**Given instruction:** Every line containing the word "JSON" needs to be found and copied.

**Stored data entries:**

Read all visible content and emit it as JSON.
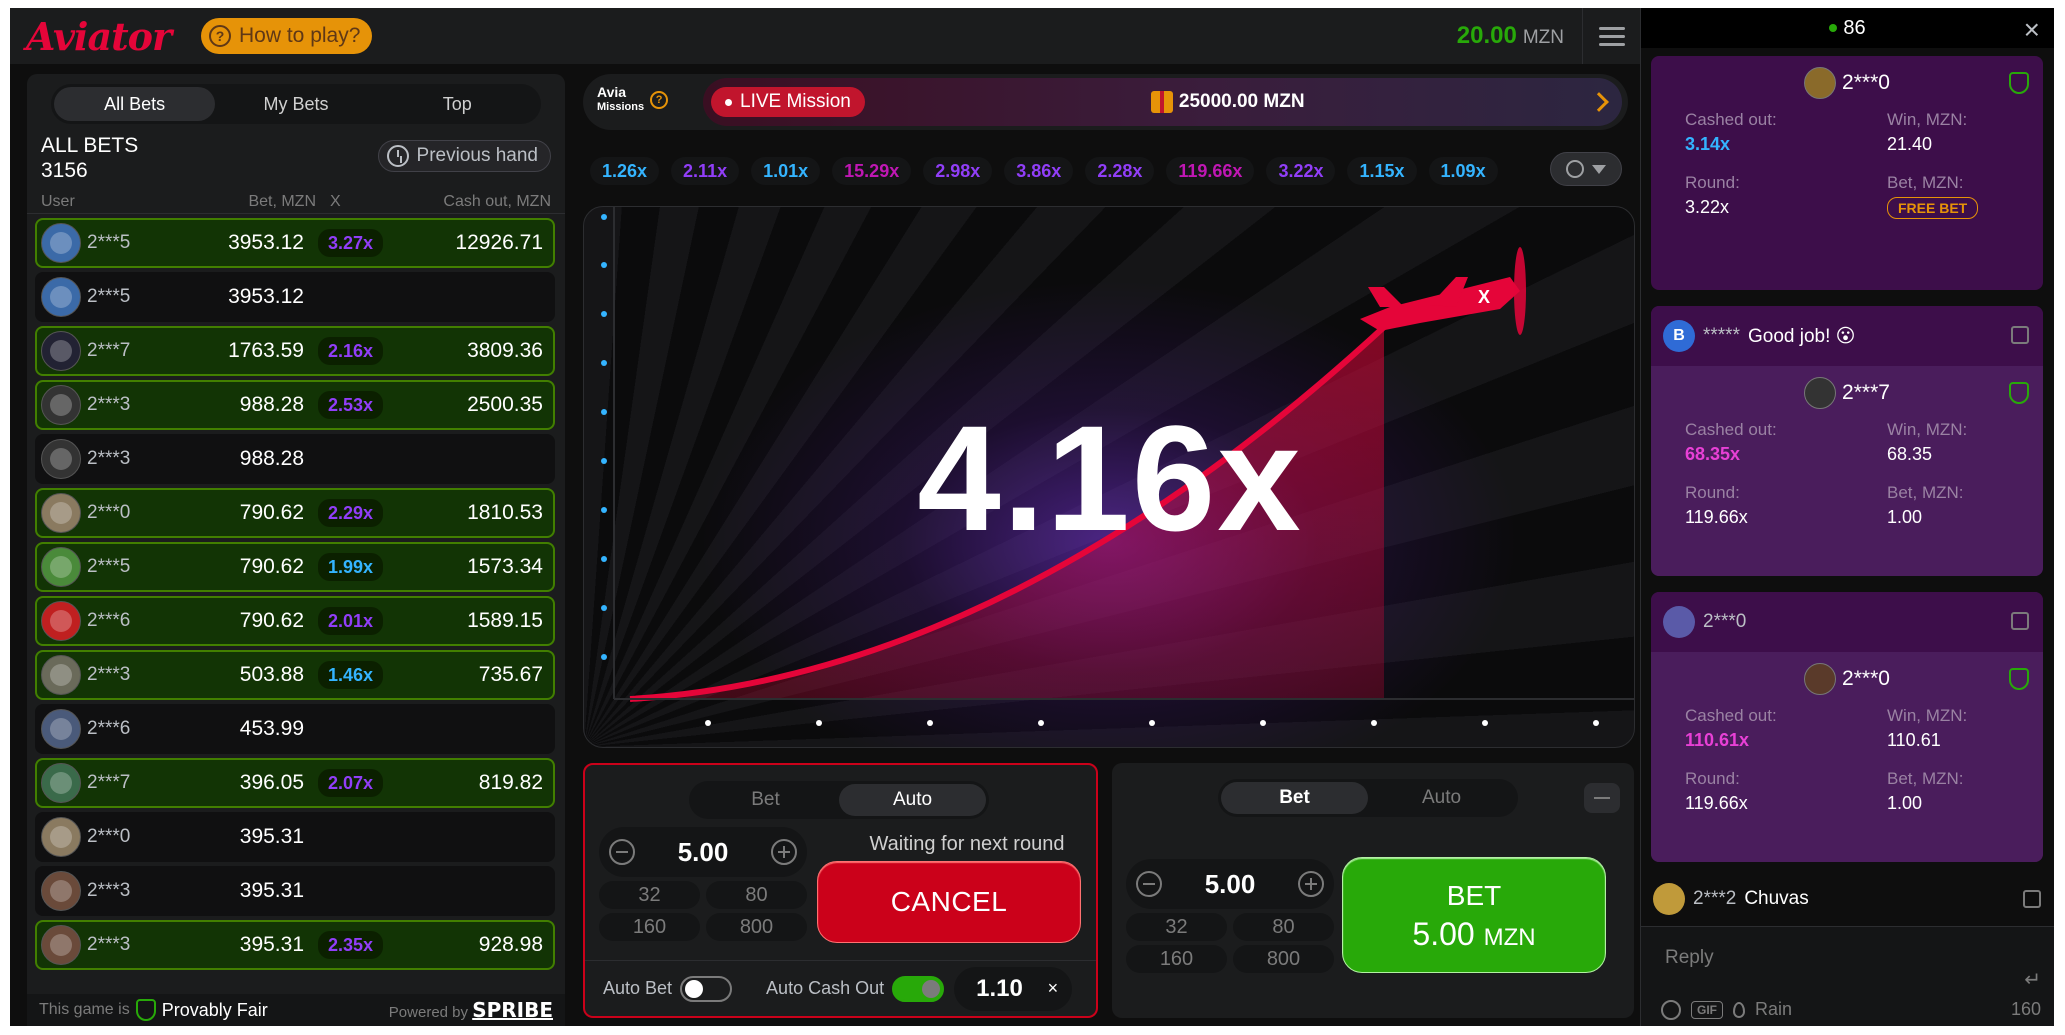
{
  "header": {
    "logo": "Aviator",
    "how_to_play": "How to play?",
    "balance": "20.00",
    "currency": "MZN"
  },
  "bets_panel": {
    "tabs": [
      "All Bets",
      "My Bets",
      "Top"
    ],
    "active_tab": "All Bets",
    "title": "ALL BETS",
    "count": "3156",
    "previous_hand": "Previous hand",
    "columns": {
      "user": "User",
      "bet": "Bet, MZN",
      "x": "X",
      "cashout": "Cash out, MZN"
    },
    "rows": [
      {
        "user": "2***5",
        "bet": "3953.12",
        "mult": "3.27x",
        "cashout": "12926.71",
        "win": true,
        "mult_color": "#913ef8",
        "avatar": "#3b6aa8"
      },
      {
        "user": "2***5",
        "bet": "3953.12",
        "mult": "",
        "cashout": "",
        "win": false,
        "mult_color": "",
        "avatar": "#3b6aa8"
      },
      {
        "user": "2***7",
        "bet": "1763.59",
        "mult": "2.16x",
        "cashout": "3809.36",
        "win": true,
        "mult_color": "#913ef8",
        "avatar": "#222233"
      },
      {
        "user": "2***3",
        "bet": "988.28",
        "mult": "2.53x",
        "cashout": "2500.35",
        "win": true,
        "mult_color": "#913ef8",
        "avatar": "#333333"
      },
      {
        "user": "2***3",
        "bet": "988.28",
        "mult": "",
        "cashout": "",
        "win": false,
        "mult_color": "",
        "avatar": "#333333"
      },
      {
        "user": "2***0",
        "bet": "790.62",
        "mult": "2.29x",
        "cashout": "1810.53",
        "win": true,
        "mult_color": "#913ef8",
        "avatar": "#8a7a60"
      },
      {
        "user": "2***5",
        "bet": "790.62",
        "mult": "1.99x",
        "cashout": "1573.34",
        "win": true,
        "mult_color": "#34b4ff",
        "avatar": "#4a8a3a"
      },
      {
        "user": "2***6",
        "bet": "790.62",
        "mult": "2.01x",
        "cashout": "1589.15",
        "win": true,
        "mult_color": "#913ef8",
        "avatar": "#c02020"
      },
      {
        "user": "2***3",
        "bet": "503.88",
        "mult": "1.46x",
        "cashout": "735.67",
        "win": true,
        "mult_color": "#34b4ff",
        "avatar": "#6a6a5a"
      },
      {
        "user": "2***6",
        "bet": "453.99",
        "mult": "",
        "cashout": "",
        "win": false,
        "mult_color": "",
        "avatar": "#4a5a7a"
      },
      {
        "user": "2***7",
        "bet": "396.05",
        "mult": "2.07x",
        "cashout": "819.82",
        "win": true,
        "mult_color": "#913ef8",
        "avatar": "#3a6a4a"
      },
      {
        "user": "2***0",
        "bet": "395.31",
        "mult": "",
        "cashout": "",
        "win": false,
        "mult_color": "",
        "avatar": "#8a7a60"
      },
      {
        "user": "2***3",
        "bet": "395.31",
        "mult": "",
        "cashout": "",
        "win": false,
        "mult_color": "",
        "avatar": "#6a4a3a"
      },
      {
        "user": "2***3",
        "bet": "395.31",
        "mult": "2.35x",
        "cashout": "928.98",
        "win": true,
        "mult_color": "#913ef8",
        "avatar": "#6a4a3a"
      }
    ],
    "footer": {
      "fair_prefix": "This game is",
      "fair_label": "Provably Fair",
      "powered": "Powered by",
      "brand": "SPRIBE"
    }
  },
  "missions": {
    "logo_line1": "Avia",
    "logo_line2": "Missions",
    "live_label": "LIVE Mission",
    "prize": "25000.00 MZN"
  },
  "history": [
    {
      "v": "1.26x",
      "c": "#34b4ff"
    },
    {
      "v": "2.11x",
      "c": "#913ef8"
    },
    {
      "v": "1.01x",
      "c": "#34b4ff"
    },
    {
      "v": "15.29x",
      "c": "#c017b4"
    },
    {
      "v": "2.98x",
      "c": "#913ef8"
    },
    {
      "v": "3.86x",
      "c": "#913ef8"
    },
    {
      "v": "2.28x",
      "c": "#913ef8"
    },
    {
      "v": "119.66x",
      "c": "#c017b4"
    },
    {
      "v": "3.22x",
      "c": "#913ef8"
    },
    {
      "v": "1.15x",
      "c": "#34b4ff"
    },
    {
      "v": "1.09x",
      "c": "#34b4ff"
    }
  ],
  "game": {
    "multiplier": "4.16x",
    "curve_color": "#e50539"
  },
  "bet_left": {
    "tabs": [
      "Bet",
      "Auto"
    ],
    "active": "Auto",
    "amount": "5.00",
    "quick": [
      "32",
      "80",
      "160",
      "800"
    ],
    "waiting": "Waiting for next round",
    "cancel": "CANCEL",
    "auto_bet": "Auto Bet",
    "auto_cashout": "Auto Cash Out",
    "auto_cashout_value": "1.10",
    "clear": "×"
  },
  "bet_right": {
    "tabs": [
      "Bet",
      "Auto"
    ],
    "active": "Bet",
    "amount": "5.00",
    "quick": [
      "32",
      "80",
      "160",
      "800"
    ],
    "bet_label": "BET",
    "bet_amount": "5.00",
    "bet_currency": "MZN"
  },
  "chat": {
    "online": "86",
    "close": "×",
    "cards": [
      {
        "user": "2***0",
        "cashed_label": "Cashed out:",
        "cashed": "3.14x",
        "cashed_color": "#34b4ff",
        "win_label": "Win, MZN:",
        "win": "21.40",
        "round_label": "Round:",
        "round": "3.22x",
        "bet_label": "Bet, MZN:",
        "bet": "",
        "free_bet": "FREE BET"
      },
      {
        "user": "2***7",
        "cashed_label": "Cashed out:",
        "cashed": "68.35x",
        "cashed_color": "#e840d6",
        "win_label": "Win, MZN:",
        "win": "68.35",
        "round_label": "Round:",
        "round": "119.66x",
        "bet_label": "Bet, MZN:",
        "bet": "1.00",
        "free_bet": ""
      },
      {
        "user": "2***0",
        "cashed_label": "Cashed out:",
        "cashed": "110.61x",
        "cashed_color": "#e840d6",
        "win_label": "Win, MZN:",
        "win": "110.61",
        "round_label": "Round:",
        "round": "119.66x",
        "bet_label": "Bet, MZN:",
        "bet": "1.00",
        "free_bet": ""
      }
    ],
    "messages": [
      {
        "user": "*****",
        "text": "Good job! 😮",
        "initial": "B"
      },
      {
        "user": "2***0",
        "text": ""
      },
      {
        "user": "2***2",
        "text": "Chuvas"
      }
    ],
    "reply_placeholder": "Reply",
    "gif": "GIF",
    "rain": "Rain",
    "char_count": "160"
  }
}
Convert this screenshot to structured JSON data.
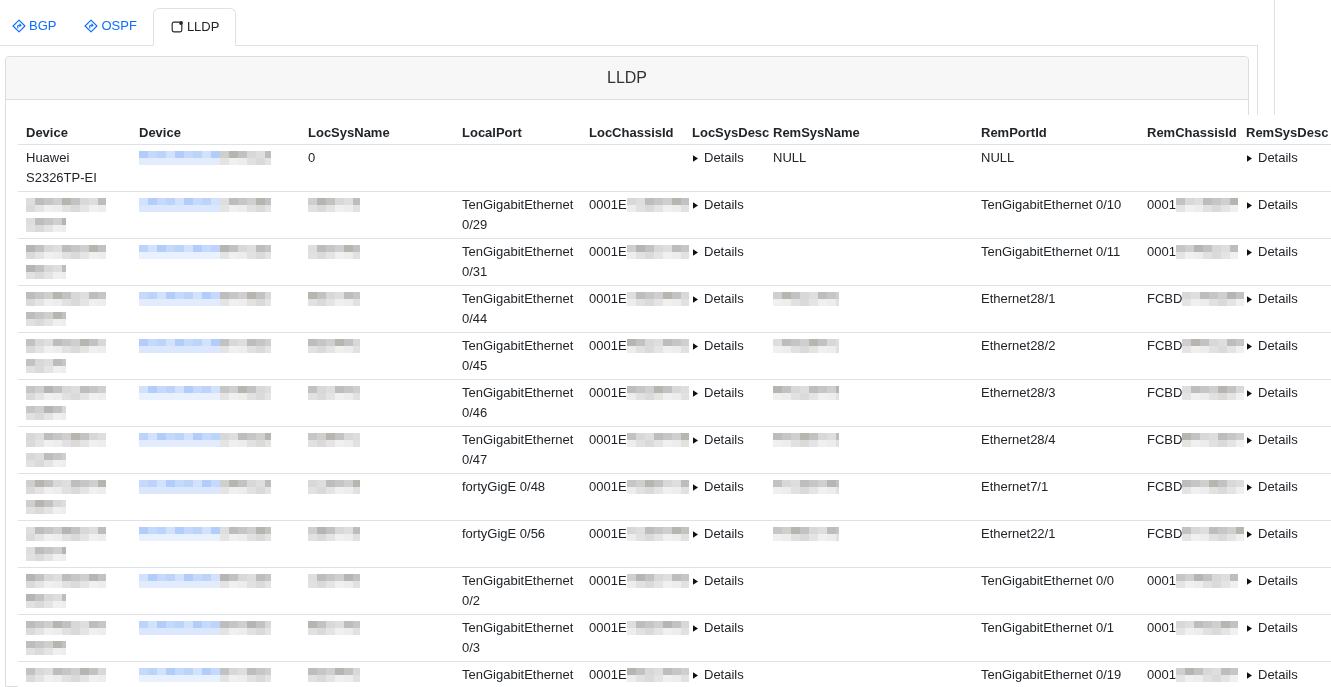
{
  "tabs": [
    {
      "label": "BGP",
      "kind": "routing",
      "selected": false
    },
    {
      "label": "OSPF",
      "kind": "routing",
      "selected": false
    },
    {
      "label": "LLDP",
      "kind": "link-layer",
      "selected": true
    }
  ],
  "panel": {
    "title": "LLDP"
  },
  "table": {
    "columns": [
      "Device",
      "Device",
      "LocSysName",
      "LocalPort",
      "LocChassisId",
      "LocSysDesc",
      "RemSysName",
      "RemPortId",
      "RemChassisId",
      "RemSysDesc"
    ],
    "rows": [
      {
        "cells": [
          {
            "kind": "text",
            "text": "Huawei S2326TP-EI",
            "redacted": false
          },
          {
            "kind": "link",
            "redacted": true
          },
          {
            "kind": "text",
            "text": "0",
            "redacted": false
          },
          {
            "kind": "text",
            "redacted": false
          },
          {
            "kind": "text",
            "redacted": false
          },
          {
            "kind": "details",
            "label": "Details",
            "expanded": false
          },
          {
            "kind": "text",
            "text": "NULL",
            "redacted": false
          },
          {
            "kind": "text",
            "text": "NULL",
            "redacted": false
          },
          {
            "kind": "text",
            "redacted": false
          },
          {
            "kind": "details",
            "label": "Details",
            "expanded": false
          }
        ]
      },
      {
        "cells": [
          {
            "kind": "text",
            "redacted": true
          },
          {
            "kind": "link",
            "redacted": true
          },
          {
            "kind": "text",
            "redacted": true
          },
          {
            "kind": "text",
            "text": "TenGigabitEthernet 0/29",
            "redacted": false
          },
          {
            "kind": "text",
            "text": "0001E",
            "redacted": true
          },
          {
            "kind": "details",
            "label": "Details",
            "expanded": false
          },
          {
            "kind": "text",
            "redacted": false
          },
          {
            "kind": "text",
            "text": "TenGigabitEthernet 0/10",
            "redacted": false
          },
          {
            "kind": "text",
            "text": "0001",
            "redacted": true
          },
          {
            "kind": "details",
            "label": "Details",
            "expanded": false
          }
        ]
      },
      {
        "cells": [
          {
            "kind": "text",
            "redacted": true
          },
          {
            "kind": "link",
            "redacted": true
          },
          {
            "kind": "text",
            "redacted": true
          },
          {
            "kind": "text",
            "text": "TenGigabitEthernet 0/31",
            "redacted": false
          },
          {
            "kind": "text",
            "text": "0001E",
            "redacted": true
          },
          {
            "kind": "details",
            "label": "Details",
            "expanded": false
          },
          {
            "kind": "text",
            "redacted": false
          },
          {
            "kind": "text",
            "text": "TenGigabitEthernet 0/11",
            "redacted": false
          },
          {
            "kind": "text",
            "text": "0001",
            "redacted": true
          },
          {
            "kind": "details",
            "label": "Details",
            "expanded": false
          }
        ]
      },
      {
        "cells": [
          {
            "kind": "text",
            "redacted": true
          },
          {
            "kind": "link",
            "redacted": true
          },
          {
            "kind": "text",
            "redacted": true
          },
          {
            "kind": "text",
            "text": "TenGigabitEthernet 0/44",
            "redacted": false
          },
          {
            "kind": "text",
            "text": "0001E",
            "redacted": true
          },
          {
            "kind": "details",
            "label": "Details",
            "expanded": false
          },
          {
            "kind": "text",
            "redacted": true
          },
          {
            "kind": "text",
            "text": "Ethernet28/1",
            "redacted": false
          },
          {
            "kind": "text",
            "text": "FCBD",
            "redacted": true
          },
          {
            "kind": "details",
            "label": "Details",
            "expanded": false
          }
        ]
      },
      {
        "cells": [
          {
            "kind": "text",
            "redacted": true
          },
          {
            "kind": "link",
            "redacted": true
          },
          {
            "kind": "text",
            "redacted": true
          },
          {
            "kind": "text",
            "text": "TenGigabitEthernet 0/45",
            "redacted": false
          },
          {
            "kind": "text",
            "text": "0001E",
            "redacted": true
          },
          {
            "kind": "details",
            "label": "Details",
            "expanded": false
          },
          {
            "kind": "text",
            "redacted": true
          },
          {
            "kind": "text",
            "text": "Ethernet28/2",
            "redacted": false
          },
          {
            "kind": "text",
            "text": "FCBD",
            "redacted": true
          },
          {
            "kind": "details",
            "label": "Details",
            "expanded": false
          }
        ]
      },
      {
        "cells": [
          {
            "kind": "text",
            "redacted": true
          },
          {
            "kind": "link",
            "redacted": true
          },
          {
            "kind": "text",
            "redacted": true
          },
          {
            "kind": "text",
            "text": "TenGigabitEthernet 0/46",
            "redacted": false
          },
          {
            "kind": "text",
            "text": "0001E",
            "redacted": true
          },
          {
            "kind": "details",
            "label": "Details",
            "expanded": false
          },
          {
            "kind": "text",
            "redacted": true
          },
          {
            "kind": "text",
            "text": "Ethernet28/3",
            "redacted": false
          },
          {
            "kind": "text",
            "text": "FCBD",
            "redacted": true
          },
          {
            "kind": "details",
            "label": "Details",
            "expanded": false
          }
        ]
      },
      {
        "cells": [
          {
            "kind": "text",
            "redacted": true
          },
          {
            "kind": "link",
            "redacted": true
          },
          {
            "kind": "text",
            "redacted": true
          },
          {
            "kind": "text",
            "text": "TenGigabitEthernet 0/47",
            "redacted": false
          },
          {
            "kind": "text",
            "text": "0001E",
            "redacted": true
          },
          {
            "kind": "details",
            "label": "Details",
            "expanded": false
          },
          {
            "kind": "text",
            "redacted": true
          },
          {
            "kind": "text",
            "text": "Ethernet28/4",
            "redacted": false
          },
          {
            "kind": "text",
            "text": "FCBD",
            "redacted": true
          },
          {
            "kind": "details",
            "label": "Details",
            "expanded": false
          }
        ]
      },
      {
        "cells": [
          {
            "kind": "text",
            "redacted": true
          },
          {
            "kind": "link",
            "redacted": true
          },
          {
            "kind": "text",
            "redacted": true
          },
          {
            "kind": "text",
            "text": "fortyGigE 0/48",
            "redacted": false
          },
          {
            "kind": "text",
            "text": "0001E",
            "redacted": true
          },
          {
            "kind": "details",
            "label": "Details",
            "expanded": false
          },
          {
            "kind": "text",
            "redacted": true
          },
          {
            "kind": "text",
            "text": "Ethernet7/1",
            "redacted": false
          },
          {
            "kind": "text",
            "text": "FCBD",
            "redacted": true
          },
          {
            "kind": "details",
            "label": "Details",
            "expanded": false
          }
        ]
      },
      {
        "cells": [
          {
            "kind": "text",
            "redacted": true
          },
          {
            "kind": "link",
            "redacted": true
          },
          {
            "kind": "text",
            "redacted": true
          },
          {
            "kind": "text",
            "text": "fortyGigE 0/56",
            "redacted": false
          },
          {
            "kind": "text",
            "text": "0001E",
            "redacted": true
          },
          {
            "kind": "details",
            "label": "Details",
            "expanded": false
          },
          {
            "kind": "text",
            "redacted": true
          },
          {
            "kind": "text",
            "text": "Ethernet22/1",
            "redacted": false
          },
          {
            "kind": "text",
            "text": "FCBD",
            "redacted": true
          },
          {
            "kind": "details",
            "label": "Details",
            "expanded": false
          }
        ]
      },
      {
        "cells": [
          {
            "kind": "text",
            "redacted": true
          },
          {
            "kind": "link",
            "redacted": true
          },
          {
            "kind": "text",
            "redacted": true
          },
          {
            "kind": "text",
            "text": "TenGigabitEthernet 0/2",
            "redacted": false
          },
          {
            "kind": "text",
            "text": "0001E",
            "redacted": true
          },
          {
            "kind": "details",
            "label": "Details",
            "expanded": false
          },
          {
            "kind": "text",
            "redacted": false
          },
          {
            "kind": "text",
            "text": "TenGigabitEthernet 0/0",
            "redacted": false
          },
          {
            "kind": "text",
            "text": "0001",
            "redacted": true
          },
          {
            "kind": "details",
            "label": "Details",
            "expanded": false
          }
        ]
      },
      {
        "cells": [
          {
            "kind": "text",
            "redacted": true
          },
          {
            "kind": "link",
            "redacted": true
          },
          {
            "kind": "text",
            "redacted": true
          },
          {
            "kind": "text",
            "text": "TenGigabitEthernet 0/3",
            "redacted": false
          },
          {
            "kind": "text",
            "text": "0001E",
            "redacted": true
          },
          {
            "kind": "details",
            "label": "Details",
            "expanded": false
          },
          {
            "kind": "text",
            "redacted": false
          },
          {
            "kind": "text",
            "text": "TenGigabitEthernet 0/1",
            "redacted": false
          },
          {
            "kind": "text",
            "text": "0001",
            "redacted": true
          },
          {
            "kind": "details",
            "label": "Details",
            "expanded": false
          }
        ]
      },
      {
        "cells": [
          {
            "kind": "text",
            "redacted": true
          },
          {
            "kind": "link",
            "redacted": true
          },
          {
            "kind": "text",
            "redacted": true
          },
          {
            "kind": "text",
            "text": "TenGigabitEthernet",
            "redacted": false
          },
          {
            "kind": "text",
            "text": "0001E",
            "redacted": true
          },
          {
            "kind": "details",
            "label": "Details",
            "expanded": false
          },
          {
            "kind": "text",
            "redacted": false
          },
          {
            "kind": "text",
            "text": "TenGigabitEthernet 0/19",
            "redacted": false
          },
          {
            "kind": "text",
            "text": "0001",
            "redacted": true
          },
          {
            "kind": "details",
            "label": "Details",
            "expanded": false
          }
        ]
      }
    ]
  }
}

**Exercise response:**
Read all visible content and emit it as JSON.
Convert this screenshot to structured JSON data.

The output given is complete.